- [Request]:
The records below must be copied in full; omit the images.

- [Raw records]:
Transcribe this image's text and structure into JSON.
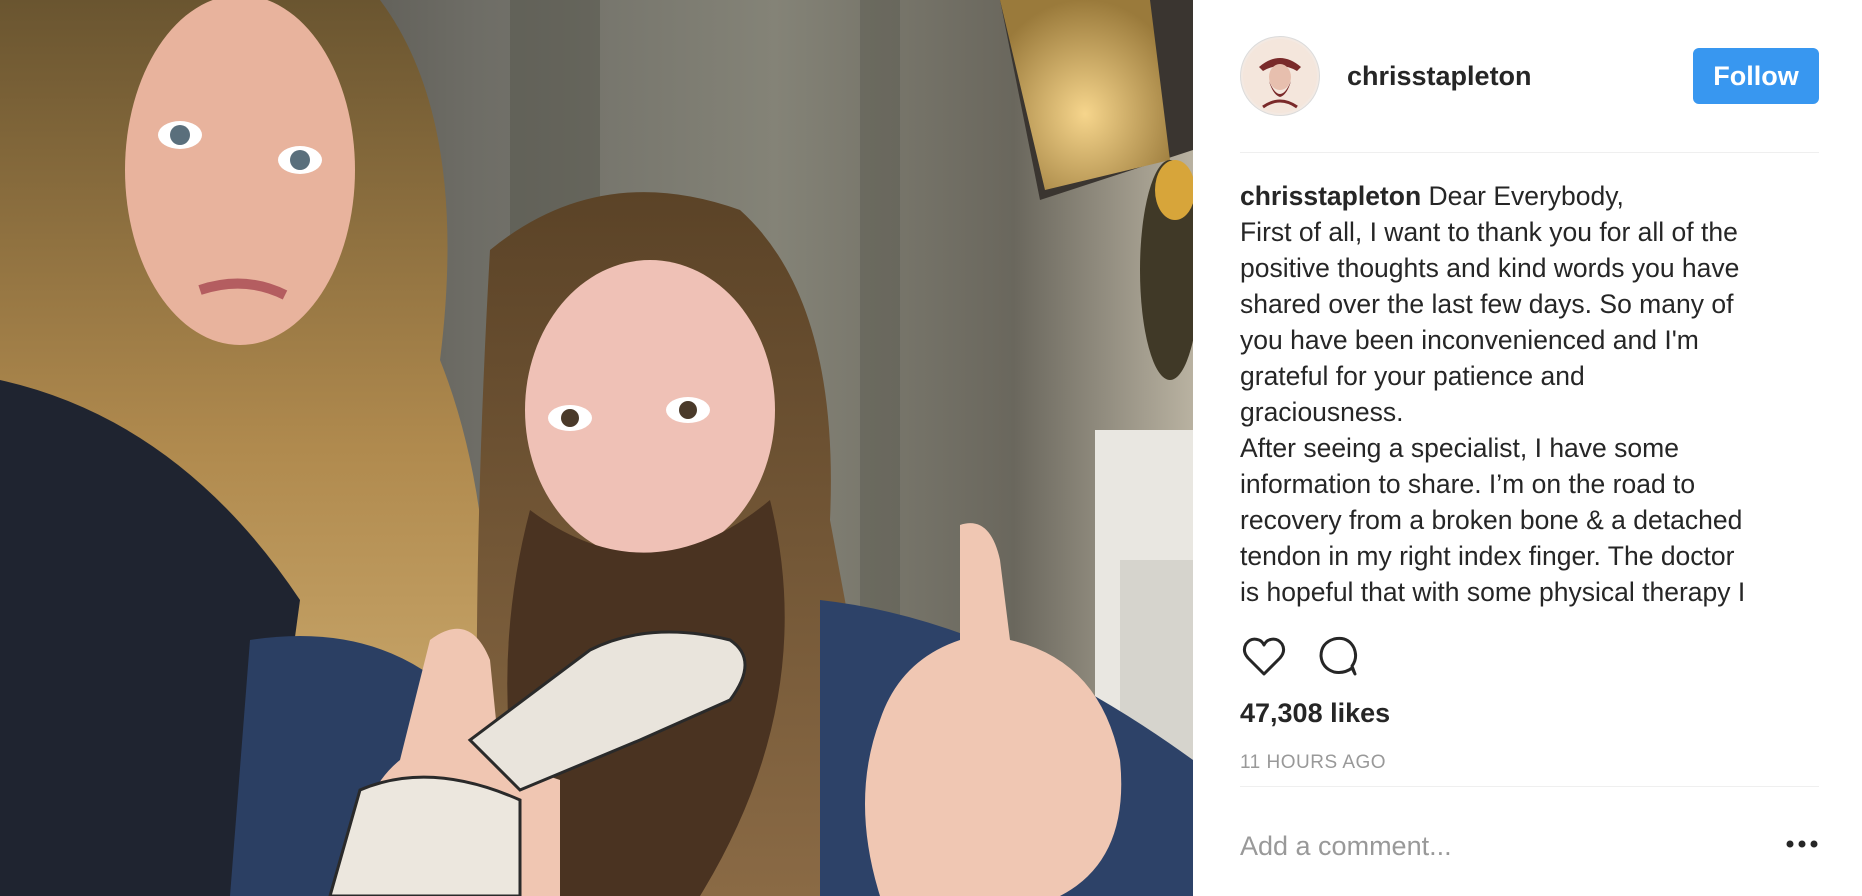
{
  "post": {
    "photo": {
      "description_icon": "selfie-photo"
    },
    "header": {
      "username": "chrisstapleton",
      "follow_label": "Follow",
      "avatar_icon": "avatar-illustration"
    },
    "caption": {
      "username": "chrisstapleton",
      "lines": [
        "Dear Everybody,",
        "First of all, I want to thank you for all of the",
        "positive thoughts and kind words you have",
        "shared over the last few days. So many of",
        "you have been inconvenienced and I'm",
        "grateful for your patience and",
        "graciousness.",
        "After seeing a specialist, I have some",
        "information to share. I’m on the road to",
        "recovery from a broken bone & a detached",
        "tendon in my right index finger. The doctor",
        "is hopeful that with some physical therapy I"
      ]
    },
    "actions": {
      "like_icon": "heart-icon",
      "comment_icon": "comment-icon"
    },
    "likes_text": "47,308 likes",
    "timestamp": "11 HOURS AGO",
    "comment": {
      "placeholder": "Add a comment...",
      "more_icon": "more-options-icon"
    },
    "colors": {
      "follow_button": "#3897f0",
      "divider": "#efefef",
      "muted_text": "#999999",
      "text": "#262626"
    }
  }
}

- [Response]:
Transcribe this image's text and structure into JSON.
{
  "post": {
    "photo": {
      "description_icon": "selfie-photo"
    },
    "header": {
      "username": "chrisstapleton",
      "follow_label": "Follow",
      "avatar_icon": "avatar-illustration"
    },
    "caption": {
      "username": "chrisstapleton",
      "lines": [
        "Dear Everybody,",
        "First of all, I want to thank you for all of the",
        "positive thoughts and kind words you have",
        "shared over the last few days. So many of",
        "you have been inconvenienced and I'm",
        "grateful for your patience and",
        "graciousness.",
        "After seeing a specialist, I have some",
        "information to share. I’m on the road to",
        "recovery from a broken bone & a detached",
        "tendon in my right index finger. The doctor",
        "is hopeful that with some physical therapy I"
      ]
    },
    "actions": {
      "like_icon": "heart-icon",
      "comment_icon": "comment-icon"
    },
    "likes_text": "47,308 likes",
    "timestamp": "11 HOURS AGO",
    "comment": {
      "placeholder": "Add a comment...",
      "more_icon": "more-options-icon"
    },
    "colors": {
      "follow_button": "#3897f0",
      "divider": "#efefef",
      "muted_text": "#999999",
      "text": "#262626"
    }
  }
}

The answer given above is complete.